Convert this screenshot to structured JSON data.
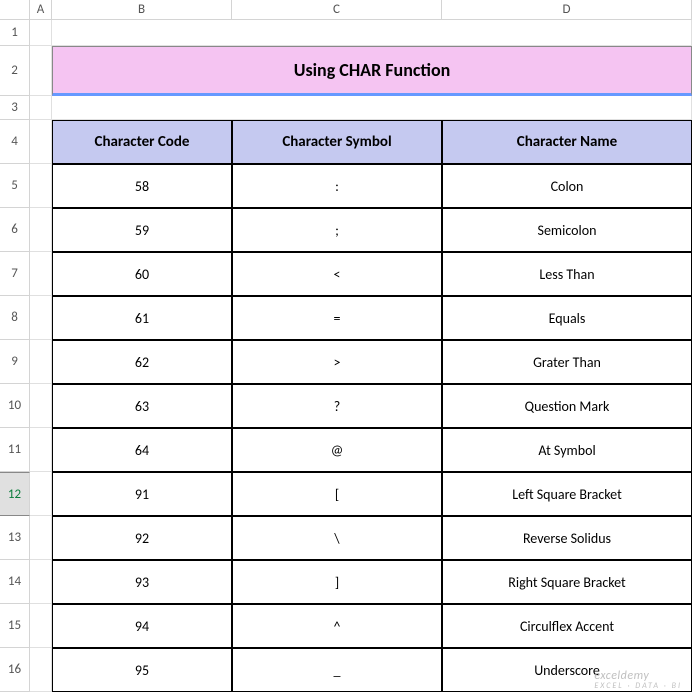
{
  "columns": [
    "A",
    "B",
    "C",
    "D"
  ],
  "row_numbers": [
    1,
    2,
    3,
    4,
    5,
    6,
    7,
    8,
    9,
    10,
    11,
    12,
    13,
    14,
    15,
    16
  ],
  "selected_row": 12,
  "title": "Using CHAR Function",
  "headers": {
    "b": "Character Code",
    "c": "Character Symbol",
    "d": "Character Name"
  },
  "chart_data": {
    "type": "table",
    "columns": [
      "Character Code",
      "Character Symbol",
      "Character Name"
    ],
    "rows": [
      {
        "code": "58",
        "symbol": ":",
        "name": "Colon"
      },
      {
        "code": "59",
        "symbol": ";",
        "name": "Semicolon"
      },
      {
        "code": "60",
        "symbol": "<",
        "name": "Less Than"
      },
      {
        "code": "61",
        "symbol": "=",
        "name": "Equals"
      },
      {
        "code": "62",
        "symbol": ">",
        "name": "Grater Than"
      },
      {
        "code": "63",
        "symbol": "?",
        "name": "Question Mark"
      },
      {
        "code": "64",
        "symbol": "@",
        "name": "At Symbol"
      },
      {
        "code": "91",
        "symbol": "[",
        "name": "Left Square Bracket"
      },
      {
        "code": "92",
        "symbol": "\\",
        "name": "Reverse Solidus"
      },
      {
        "code": "93",
        "symbol": "]",
        "name": "Right Square Bracket"
      },
      {
        "code": "94",
        "symbol": "^",
        "name": "Circulflex Accent"
      },
      {
        "code": "95",
        "symbol": "_",
        "name": "Underscore"
      }
    ]
  },
  "watermark": {
    "main": "exceldemy",
    "sub": "EXCEL · DATA · BI"
  }
}
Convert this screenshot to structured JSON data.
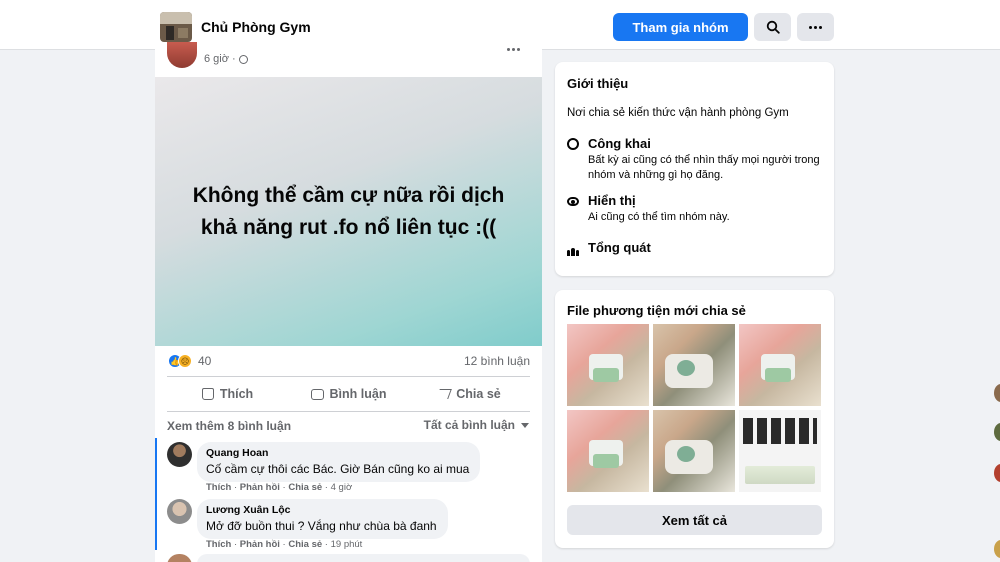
{
  "header": {
    "group_name": "Chủ Phòng Gym",
    "join_label": "Tham gia nhóm",
    "search_icon": "search-icon",
    "more_icon": "more-icon"
  },
  "post": {
    "time": "6 giờ ·",
    "text": "Không thể cầm cự nữa rồi dịch khả năng rut .fo nổ liên tục :((",
    "reaction_count": "40",
    "comment_count": "12 bình luận",
    "actions": {
      "like": "Thích",
      "comment": "Bình luận",
      "share": "Chia sẻ"
    },
    "more_comments": "Xem thêm 8 bình luận",
    "sort_label": "Tất cả bình luận",
    "comments": [
      {
        "author": "Quang Hoan",
        "text": "Cố cầm cự thôi các Bác. Giờ Bán cũng ko ai mua",
        "like": "Thích",
        "reply": "Phản hồi",
        "share": "Chia sẻ",
        "time": "4 giờ"
      },
      {
        "author": "Lương Xuân Lộc",
        "text": "Mở đỡ buồn thui ? Vắng như chùa bà đanh",
        "like": "Thích",
        "reply": "Phản hồi",
        "share": "Chia sẻ",
        "time": "19 phút"
      }
    ]
  },
  "intro": {
    "title": "Giới thiệu",
    "description": "Nơi chia sẻ kiến thức vận hành phòng Gym",
    "public_title": "Công khai",
    "public_desc": "Bất kỳ ai cũng có thể nhìn thấy mọi người trong nhóm và những gì họ đăng.",
    "visible_title": "Hiển thị",
    "visible_desc": "Ai cũng có thể tìm nhóm này.",
    "general_title": "Tổng quát"
  },
  "media": {
    "title": "File phương tiện mới chia sẻ",
    "see_all": "Xem tất cả"
  },
  "colors": {
    "accent": "#1877f2",
    "page_bg": "#f0f2f5"
  }
}
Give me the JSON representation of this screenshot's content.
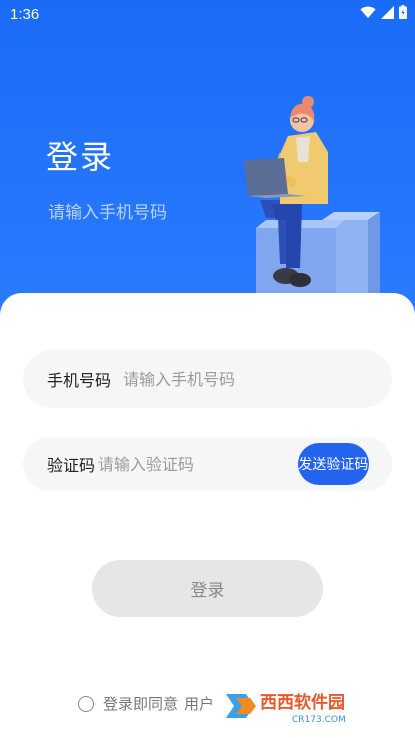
{
  "status_bar": {
    "time": "1:36"
  },
  "hero": {
    "title": "登录",
    "subtitle": "请输入手机号码"
  },
  "form": {
    "phone": {
      "label": "手机号码",
      "placeholder": "请输入手机号码"
    },
    "code": {
      "label": "验证码",
      "placeholder": "请输入验证码",
      "send_label": "发送验证码"
    },
    "login_label": "登录"
  },
  "agreement": {
    "text": "登录即同意",
    "link": "用户"
  },
  "watermark": {
    "text": "西西软件园",
    "domain": "CR173.COM"
  },
  "colors": {
    "primary": "#2463ee",
    "hero_bg": "#1a6cf6"
  }
}
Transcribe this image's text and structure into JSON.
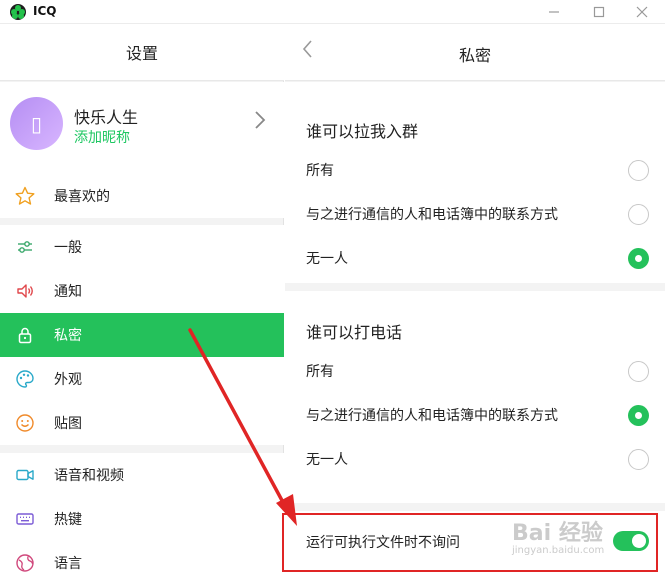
......
▶ Directive
From the records above, pick out and copy each line holding the word "Character".

▶ Exercise output
    "b": "Character Code",
    "c": "Character Symbol",
    "d": "Character Name"
      "Character Code",
      "Character Symbol",
      "Character Name"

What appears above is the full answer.